Directive. Print out each record below, unaltered and complete, without its images.

A block of data
>>

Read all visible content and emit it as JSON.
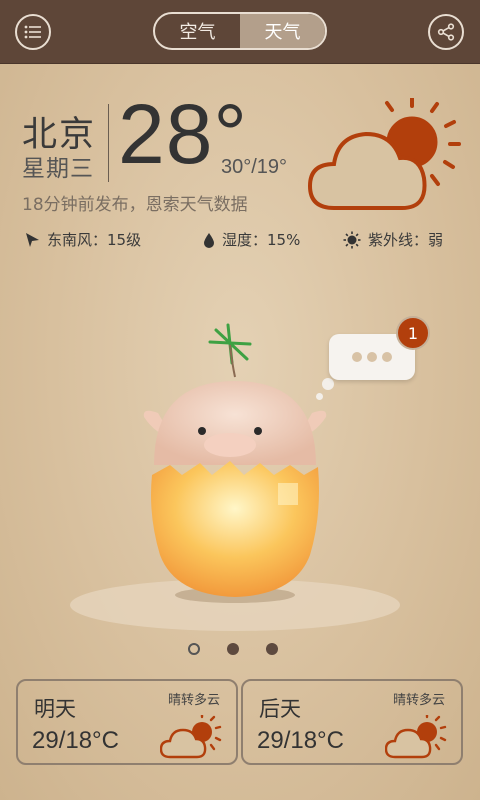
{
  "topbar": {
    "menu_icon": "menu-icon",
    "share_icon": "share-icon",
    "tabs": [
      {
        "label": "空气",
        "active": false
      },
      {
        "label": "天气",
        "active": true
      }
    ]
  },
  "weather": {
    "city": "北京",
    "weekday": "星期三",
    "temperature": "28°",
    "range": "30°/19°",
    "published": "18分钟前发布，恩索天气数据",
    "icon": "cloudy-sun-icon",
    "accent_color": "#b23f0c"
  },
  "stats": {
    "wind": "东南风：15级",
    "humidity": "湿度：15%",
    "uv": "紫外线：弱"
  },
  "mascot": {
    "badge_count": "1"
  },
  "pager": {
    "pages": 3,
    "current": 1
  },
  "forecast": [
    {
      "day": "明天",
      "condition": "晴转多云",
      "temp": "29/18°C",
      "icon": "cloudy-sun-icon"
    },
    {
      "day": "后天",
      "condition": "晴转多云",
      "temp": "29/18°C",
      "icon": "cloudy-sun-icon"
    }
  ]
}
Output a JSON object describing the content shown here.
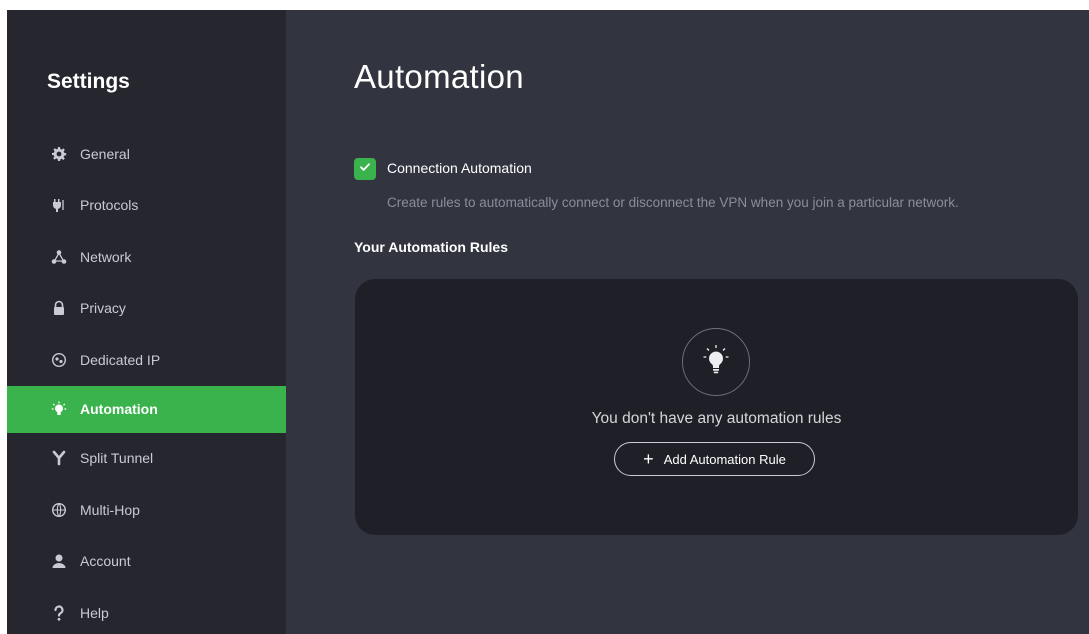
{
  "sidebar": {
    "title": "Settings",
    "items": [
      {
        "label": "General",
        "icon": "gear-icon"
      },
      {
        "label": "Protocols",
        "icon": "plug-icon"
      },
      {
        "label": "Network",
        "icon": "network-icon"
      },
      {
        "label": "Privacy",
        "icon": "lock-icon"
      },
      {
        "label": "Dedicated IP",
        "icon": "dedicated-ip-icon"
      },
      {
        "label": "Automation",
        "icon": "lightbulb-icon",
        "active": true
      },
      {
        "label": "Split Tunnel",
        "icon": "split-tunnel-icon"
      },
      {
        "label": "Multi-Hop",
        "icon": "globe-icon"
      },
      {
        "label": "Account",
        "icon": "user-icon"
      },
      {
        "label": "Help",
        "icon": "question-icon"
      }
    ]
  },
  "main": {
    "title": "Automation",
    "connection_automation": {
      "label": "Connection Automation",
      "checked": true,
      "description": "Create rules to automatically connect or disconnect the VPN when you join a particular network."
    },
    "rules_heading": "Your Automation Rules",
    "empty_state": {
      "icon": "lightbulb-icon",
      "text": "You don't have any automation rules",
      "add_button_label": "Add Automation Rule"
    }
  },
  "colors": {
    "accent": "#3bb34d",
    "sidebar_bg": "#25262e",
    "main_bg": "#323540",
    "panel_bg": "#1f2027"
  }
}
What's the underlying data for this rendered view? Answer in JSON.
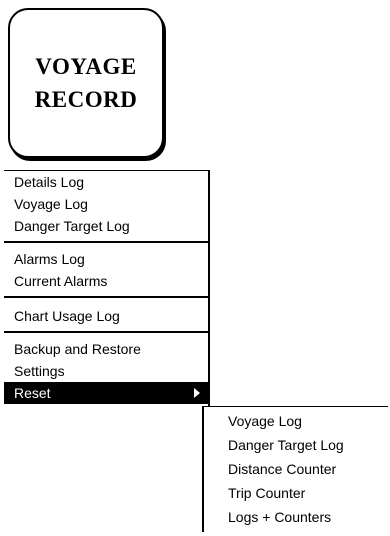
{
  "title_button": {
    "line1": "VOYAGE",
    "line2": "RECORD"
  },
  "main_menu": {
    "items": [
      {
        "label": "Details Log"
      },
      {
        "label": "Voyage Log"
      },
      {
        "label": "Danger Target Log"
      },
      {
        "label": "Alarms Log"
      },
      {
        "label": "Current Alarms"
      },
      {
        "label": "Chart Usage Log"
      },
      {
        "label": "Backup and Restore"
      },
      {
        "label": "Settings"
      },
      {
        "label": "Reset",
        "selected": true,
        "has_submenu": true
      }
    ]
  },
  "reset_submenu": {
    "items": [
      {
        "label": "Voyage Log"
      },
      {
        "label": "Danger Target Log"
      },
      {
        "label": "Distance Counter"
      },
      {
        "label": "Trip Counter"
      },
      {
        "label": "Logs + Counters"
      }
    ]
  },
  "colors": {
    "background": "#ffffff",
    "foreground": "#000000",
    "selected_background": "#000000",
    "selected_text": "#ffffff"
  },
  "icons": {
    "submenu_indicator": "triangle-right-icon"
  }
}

<<

Finished task.
Read all visible content and emit it as JSON.
{
  "topbar": {
    "menu_icon": "menu-icon",
    "share_icon": "share-icon",
    "tabs": [
      {
        "label": "空气",
        "active": false
      },
      {
        "label": "天气",
        "active": true
      }
    ]
  },
  "weather": {
    "city": "北京",
    "weekday": "星期三",
    "temperature": "28°",
    "range": "30°/19°",
    "published": "18分钟前发布，恩索天气数据",
    "icon": "cloudy-sun-icon",
    "accent_color": "#b23f0c"
  },
  "stats": {
    "wind": "东南风：15级",
    "humidity": "湿度：15%",
    "uv": "紫外线：弱"
  },
  "mascot": {
    "badge_count": "1"
  },
  "pager": {
    "pages": 3,
    "current": 1
  },
  "forecast": [
    {
      "day": "明天",
      "condition": "晴转多云",
      "temp": "29/18°C",
      "icon": "cloudy-sun-icon"
    },
    {
      "day": "后天",
      "condition": "晴转多云",
      "temp": "29/18°C",
      "icon": "cloudy-sun-icon"
    }
  ]
}
Output a JSON object describing the content shown here.
{
  "sidebar": {
    "title": "Settings",
    "items": [
      {
        "label": "General",
        "icon": "gear-icon"
      },
      {
        "label": "Protocols",
        "icon": "plug-icon"
      },
      {
        "label": "Network",
        "icon": "network-icon"
      },
      {
        "label": "Privacy",
        "icon": "lock-icon"
      },
      {
        "label": "Dedicated IP",
        "icon": "dedicated-ip-icon"
      },
      {
        "label": "Automation",
        "icon": "lightbulb-icon",
        "active": true
      },
      {
        "label": "Split Tunnel",
        "icon": "split-tunnel-icon"
      },
      {
        "label": "Multi-Hop",
        "icon": "globe-icon"
      },
      {
        "label": "Account",
        "icon": "user-icon"
      },
      {
        "label": "Help",
        "icon": "question-icon"
      }
    ]
  },
  "main": {
    "title": "Automation",
    "connection_automation": {
      "label": "Connection Automation",
      "checked": true,
      "description": "Create rules to automatically connect or disconnect the VPN when you join a particular network."
    },
    "rules_heading": "Your Automation Rules",
    "empty_state": {
      "icon": "lightbulb-icon",
      "text": "You don't have any automation rules",
      "add_button_label": "Add Automation Rule"
    }
  },
  "colors": {
    "accent": "#3bb34d",
    "sidebar_bg": "#25262e",
    "main_bg": "#323540",
    "panel_bg": "#1f2027"
  }
}
What's the underlying data for this rendered view? Answer in JSON.
{
  "title_button": {
    "line1": "VOYAGE",
    "line2": "RECORD"
  },
  "main_menu": {
    "items": [
      {
        "label": "Details Log"
      },
      {
        "label": "Voyage Log"
      },
      {
        "label": "Danger Target Log"
      },
      {
        "label": "Alarms Log"
      },
      {
        "label": "Current Alarms"
      },
      {
        "label": "Chart Usage Log"
      },
      {
        "label": "Backup and Restore"
      },
      {
        "label": "Settings"
      },
      {
        "label": "Reset",
        "selected": true,
        "has_submenu": true
      }
    ]
  },
  "reset_submenu": {
    "items": [
      {
        "label": "Voyage Log"
      },
      {
        "label": "Danger Target Log"
      },
      {
        "label": "Distance Counter"
      },
      {
        "label": "Trip Counter"
      },
      {
        "label": "Logs + Counters"
      }
    ]
  },
  "colors": {
    "background": "#ffffff",
    "foreground": "#000000",
    "selected_background": "#000000",
    "selected_text": "#ffffff"
  },
  "icons": {
    "submenu_indicator": "triangle-right-icon"
  }
}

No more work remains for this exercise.